Tally the lines of the records below that include the word "seres", and write down only that tally.
-------- DATASET RECORDS
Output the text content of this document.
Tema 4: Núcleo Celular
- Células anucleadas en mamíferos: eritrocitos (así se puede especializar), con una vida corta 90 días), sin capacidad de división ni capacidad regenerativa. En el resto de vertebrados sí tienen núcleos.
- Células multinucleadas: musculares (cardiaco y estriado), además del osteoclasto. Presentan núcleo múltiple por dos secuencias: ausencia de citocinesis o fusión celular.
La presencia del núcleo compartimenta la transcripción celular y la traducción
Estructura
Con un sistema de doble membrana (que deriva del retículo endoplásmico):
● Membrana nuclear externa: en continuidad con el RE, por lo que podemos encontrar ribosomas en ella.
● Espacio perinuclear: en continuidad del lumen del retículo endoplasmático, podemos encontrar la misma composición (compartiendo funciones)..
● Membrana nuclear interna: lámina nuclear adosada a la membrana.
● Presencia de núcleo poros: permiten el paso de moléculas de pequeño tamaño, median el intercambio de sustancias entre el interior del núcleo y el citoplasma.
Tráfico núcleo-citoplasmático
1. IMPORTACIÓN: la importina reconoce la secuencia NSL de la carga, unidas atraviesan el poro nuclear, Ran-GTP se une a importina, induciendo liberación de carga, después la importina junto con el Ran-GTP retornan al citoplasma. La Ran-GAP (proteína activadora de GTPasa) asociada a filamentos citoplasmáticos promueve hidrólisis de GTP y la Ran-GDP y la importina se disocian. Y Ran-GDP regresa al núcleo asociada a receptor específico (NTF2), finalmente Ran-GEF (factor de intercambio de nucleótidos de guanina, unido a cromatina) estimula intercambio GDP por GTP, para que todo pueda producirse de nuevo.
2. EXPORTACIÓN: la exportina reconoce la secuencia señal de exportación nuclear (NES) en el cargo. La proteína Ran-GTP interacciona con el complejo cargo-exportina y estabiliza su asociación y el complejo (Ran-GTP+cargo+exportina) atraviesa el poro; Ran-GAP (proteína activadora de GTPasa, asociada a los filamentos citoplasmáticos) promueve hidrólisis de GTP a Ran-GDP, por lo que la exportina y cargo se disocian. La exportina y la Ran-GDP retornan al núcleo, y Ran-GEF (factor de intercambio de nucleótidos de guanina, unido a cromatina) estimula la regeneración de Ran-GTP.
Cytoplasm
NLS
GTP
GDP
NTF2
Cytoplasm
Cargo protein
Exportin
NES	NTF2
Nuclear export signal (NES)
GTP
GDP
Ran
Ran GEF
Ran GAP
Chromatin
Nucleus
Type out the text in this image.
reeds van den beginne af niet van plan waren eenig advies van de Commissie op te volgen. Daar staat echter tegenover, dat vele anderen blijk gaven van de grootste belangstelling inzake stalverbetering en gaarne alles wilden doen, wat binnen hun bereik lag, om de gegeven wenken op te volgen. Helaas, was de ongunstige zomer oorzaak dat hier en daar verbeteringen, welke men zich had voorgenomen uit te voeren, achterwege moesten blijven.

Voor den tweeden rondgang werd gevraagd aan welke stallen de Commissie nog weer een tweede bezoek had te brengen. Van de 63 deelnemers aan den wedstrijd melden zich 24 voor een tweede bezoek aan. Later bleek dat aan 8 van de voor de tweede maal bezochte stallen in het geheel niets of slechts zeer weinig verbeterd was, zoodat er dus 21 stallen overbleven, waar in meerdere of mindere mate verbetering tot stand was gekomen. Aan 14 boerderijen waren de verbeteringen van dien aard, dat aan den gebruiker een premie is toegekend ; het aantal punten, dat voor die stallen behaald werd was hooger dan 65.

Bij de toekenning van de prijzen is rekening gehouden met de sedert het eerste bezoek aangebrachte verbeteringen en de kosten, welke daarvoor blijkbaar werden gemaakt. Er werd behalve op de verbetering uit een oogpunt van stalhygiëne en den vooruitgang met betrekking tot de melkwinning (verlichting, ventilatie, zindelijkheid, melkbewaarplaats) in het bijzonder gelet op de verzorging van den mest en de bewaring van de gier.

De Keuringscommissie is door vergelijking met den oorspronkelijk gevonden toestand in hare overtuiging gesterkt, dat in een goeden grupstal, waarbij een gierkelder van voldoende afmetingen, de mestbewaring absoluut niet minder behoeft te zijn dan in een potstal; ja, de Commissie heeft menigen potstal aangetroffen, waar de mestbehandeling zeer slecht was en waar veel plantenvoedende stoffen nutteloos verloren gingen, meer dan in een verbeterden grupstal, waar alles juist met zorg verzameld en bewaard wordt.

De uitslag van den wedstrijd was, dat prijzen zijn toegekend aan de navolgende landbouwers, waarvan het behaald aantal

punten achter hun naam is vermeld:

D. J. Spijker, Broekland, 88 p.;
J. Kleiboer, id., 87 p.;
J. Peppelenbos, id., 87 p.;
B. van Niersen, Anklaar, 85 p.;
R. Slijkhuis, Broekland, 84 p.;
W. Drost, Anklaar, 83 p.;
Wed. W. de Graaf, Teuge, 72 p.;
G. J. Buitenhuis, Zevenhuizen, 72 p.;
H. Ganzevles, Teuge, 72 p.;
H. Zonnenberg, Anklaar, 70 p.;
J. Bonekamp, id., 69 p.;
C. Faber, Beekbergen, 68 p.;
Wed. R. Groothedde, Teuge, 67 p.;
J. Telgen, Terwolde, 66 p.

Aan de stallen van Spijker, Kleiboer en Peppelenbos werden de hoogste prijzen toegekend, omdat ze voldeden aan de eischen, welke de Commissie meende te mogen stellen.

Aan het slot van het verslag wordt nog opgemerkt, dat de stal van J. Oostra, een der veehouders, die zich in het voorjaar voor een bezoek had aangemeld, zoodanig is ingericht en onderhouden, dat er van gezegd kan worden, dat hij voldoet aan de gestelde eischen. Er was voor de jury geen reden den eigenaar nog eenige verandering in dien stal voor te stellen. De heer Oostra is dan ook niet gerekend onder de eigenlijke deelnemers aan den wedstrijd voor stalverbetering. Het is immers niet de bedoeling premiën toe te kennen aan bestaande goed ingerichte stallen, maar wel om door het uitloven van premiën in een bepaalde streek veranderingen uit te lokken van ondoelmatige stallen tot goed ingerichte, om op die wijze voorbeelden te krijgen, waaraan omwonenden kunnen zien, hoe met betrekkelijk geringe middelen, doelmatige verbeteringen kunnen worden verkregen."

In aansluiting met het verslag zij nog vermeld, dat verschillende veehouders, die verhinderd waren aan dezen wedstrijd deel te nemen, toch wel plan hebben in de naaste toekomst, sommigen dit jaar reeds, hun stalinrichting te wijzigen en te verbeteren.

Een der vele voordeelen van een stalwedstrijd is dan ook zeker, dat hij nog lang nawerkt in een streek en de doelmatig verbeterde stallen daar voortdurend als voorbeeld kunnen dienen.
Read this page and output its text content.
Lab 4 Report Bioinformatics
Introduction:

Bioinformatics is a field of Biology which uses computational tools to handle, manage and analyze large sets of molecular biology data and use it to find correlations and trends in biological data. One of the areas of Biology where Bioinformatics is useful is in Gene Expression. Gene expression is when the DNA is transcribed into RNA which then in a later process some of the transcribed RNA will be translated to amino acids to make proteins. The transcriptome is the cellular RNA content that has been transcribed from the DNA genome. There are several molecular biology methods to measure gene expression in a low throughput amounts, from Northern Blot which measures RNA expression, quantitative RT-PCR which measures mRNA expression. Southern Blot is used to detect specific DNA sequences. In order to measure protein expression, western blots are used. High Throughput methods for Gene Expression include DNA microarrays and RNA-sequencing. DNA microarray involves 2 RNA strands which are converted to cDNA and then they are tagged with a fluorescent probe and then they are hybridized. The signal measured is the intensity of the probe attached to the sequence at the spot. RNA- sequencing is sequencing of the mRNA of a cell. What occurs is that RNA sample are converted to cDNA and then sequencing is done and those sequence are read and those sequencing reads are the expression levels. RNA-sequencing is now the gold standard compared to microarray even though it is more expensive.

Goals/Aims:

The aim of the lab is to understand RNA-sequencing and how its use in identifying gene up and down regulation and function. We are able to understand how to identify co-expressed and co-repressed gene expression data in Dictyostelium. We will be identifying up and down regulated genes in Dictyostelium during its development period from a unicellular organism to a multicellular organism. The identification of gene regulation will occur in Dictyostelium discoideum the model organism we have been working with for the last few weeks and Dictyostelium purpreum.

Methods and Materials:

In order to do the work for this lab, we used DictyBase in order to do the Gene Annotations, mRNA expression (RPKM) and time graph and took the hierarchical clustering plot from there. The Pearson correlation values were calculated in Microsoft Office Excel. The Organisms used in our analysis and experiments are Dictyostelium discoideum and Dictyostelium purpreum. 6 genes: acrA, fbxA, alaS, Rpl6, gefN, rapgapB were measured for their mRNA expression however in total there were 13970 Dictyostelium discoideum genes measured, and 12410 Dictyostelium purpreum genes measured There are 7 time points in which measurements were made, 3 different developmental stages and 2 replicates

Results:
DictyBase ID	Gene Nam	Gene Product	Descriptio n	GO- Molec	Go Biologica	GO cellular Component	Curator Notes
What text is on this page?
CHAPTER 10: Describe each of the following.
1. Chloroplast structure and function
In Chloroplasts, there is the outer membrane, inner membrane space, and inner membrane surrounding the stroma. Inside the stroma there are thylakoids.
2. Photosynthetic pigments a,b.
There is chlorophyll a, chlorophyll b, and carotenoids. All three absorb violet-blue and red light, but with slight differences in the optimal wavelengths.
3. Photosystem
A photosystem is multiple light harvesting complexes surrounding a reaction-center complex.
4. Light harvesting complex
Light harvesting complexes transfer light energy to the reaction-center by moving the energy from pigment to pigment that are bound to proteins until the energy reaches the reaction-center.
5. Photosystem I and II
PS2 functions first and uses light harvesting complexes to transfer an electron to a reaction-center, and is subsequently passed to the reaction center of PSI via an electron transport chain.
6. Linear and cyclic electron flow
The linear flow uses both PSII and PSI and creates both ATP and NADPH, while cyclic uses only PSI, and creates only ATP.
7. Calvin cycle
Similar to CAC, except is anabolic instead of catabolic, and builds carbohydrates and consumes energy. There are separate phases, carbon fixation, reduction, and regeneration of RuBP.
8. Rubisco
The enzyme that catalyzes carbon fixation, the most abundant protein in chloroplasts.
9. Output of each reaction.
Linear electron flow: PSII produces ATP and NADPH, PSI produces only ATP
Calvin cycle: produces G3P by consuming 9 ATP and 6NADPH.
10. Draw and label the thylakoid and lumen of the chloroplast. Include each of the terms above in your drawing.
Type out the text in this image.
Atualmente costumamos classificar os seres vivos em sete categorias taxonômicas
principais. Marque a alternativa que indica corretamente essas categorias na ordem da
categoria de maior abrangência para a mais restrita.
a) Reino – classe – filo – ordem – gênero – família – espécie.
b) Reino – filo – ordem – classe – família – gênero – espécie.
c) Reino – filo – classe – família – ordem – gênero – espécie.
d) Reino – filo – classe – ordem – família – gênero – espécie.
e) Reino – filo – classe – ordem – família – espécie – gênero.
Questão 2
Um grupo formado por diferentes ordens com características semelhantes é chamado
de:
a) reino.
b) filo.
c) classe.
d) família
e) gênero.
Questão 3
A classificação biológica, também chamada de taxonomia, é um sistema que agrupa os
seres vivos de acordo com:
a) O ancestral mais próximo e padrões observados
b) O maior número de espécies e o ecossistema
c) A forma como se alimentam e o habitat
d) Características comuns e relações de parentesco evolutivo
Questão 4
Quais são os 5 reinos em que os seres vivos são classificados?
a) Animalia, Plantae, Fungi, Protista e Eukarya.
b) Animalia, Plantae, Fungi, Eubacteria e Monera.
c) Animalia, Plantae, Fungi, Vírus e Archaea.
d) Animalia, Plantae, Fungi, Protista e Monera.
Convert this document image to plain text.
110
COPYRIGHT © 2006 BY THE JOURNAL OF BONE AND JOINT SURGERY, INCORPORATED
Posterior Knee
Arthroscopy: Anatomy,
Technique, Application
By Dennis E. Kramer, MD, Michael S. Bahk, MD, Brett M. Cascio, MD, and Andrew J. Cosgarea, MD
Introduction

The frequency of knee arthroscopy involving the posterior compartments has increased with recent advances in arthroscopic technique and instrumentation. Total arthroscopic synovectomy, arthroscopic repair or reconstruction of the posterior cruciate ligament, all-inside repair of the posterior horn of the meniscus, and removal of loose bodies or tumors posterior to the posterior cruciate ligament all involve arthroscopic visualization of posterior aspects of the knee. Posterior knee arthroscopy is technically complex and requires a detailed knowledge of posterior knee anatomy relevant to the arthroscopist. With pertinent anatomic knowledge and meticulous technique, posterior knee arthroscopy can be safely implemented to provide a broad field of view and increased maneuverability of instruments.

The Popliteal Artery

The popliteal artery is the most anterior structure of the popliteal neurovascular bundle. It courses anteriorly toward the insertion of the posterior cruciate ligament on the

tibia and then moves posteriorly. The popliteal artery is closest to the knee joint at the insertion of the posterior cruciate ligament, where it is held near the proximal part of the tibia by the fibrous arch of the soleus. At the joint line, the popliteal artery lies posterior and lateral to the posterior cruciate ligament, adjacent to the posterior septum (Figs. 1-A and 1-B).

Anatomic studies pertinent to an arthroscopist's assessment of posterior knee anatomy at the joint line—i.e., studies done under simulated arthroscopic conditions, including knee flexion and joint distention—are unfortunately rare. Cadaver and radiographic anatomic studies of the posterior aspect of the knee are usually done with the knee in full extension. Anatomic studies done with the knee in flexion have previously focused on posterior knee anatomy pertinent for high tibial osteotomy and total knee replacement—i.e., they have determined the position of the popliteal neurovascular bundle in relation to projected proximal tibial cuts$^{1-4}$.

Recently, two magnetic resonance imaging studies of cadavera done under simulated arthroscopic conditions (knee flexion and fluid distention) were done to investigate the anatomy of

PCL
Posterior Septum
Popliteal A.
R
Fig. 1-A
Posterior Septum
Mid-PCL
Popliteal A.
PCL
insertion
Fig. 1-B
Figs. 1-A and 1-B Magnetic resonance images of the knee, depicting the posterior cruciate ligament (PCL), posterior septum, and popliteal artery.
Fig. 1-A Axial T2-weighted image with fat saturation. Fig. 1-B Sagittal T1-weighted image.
----------------
EXERCISE ANSWER:
3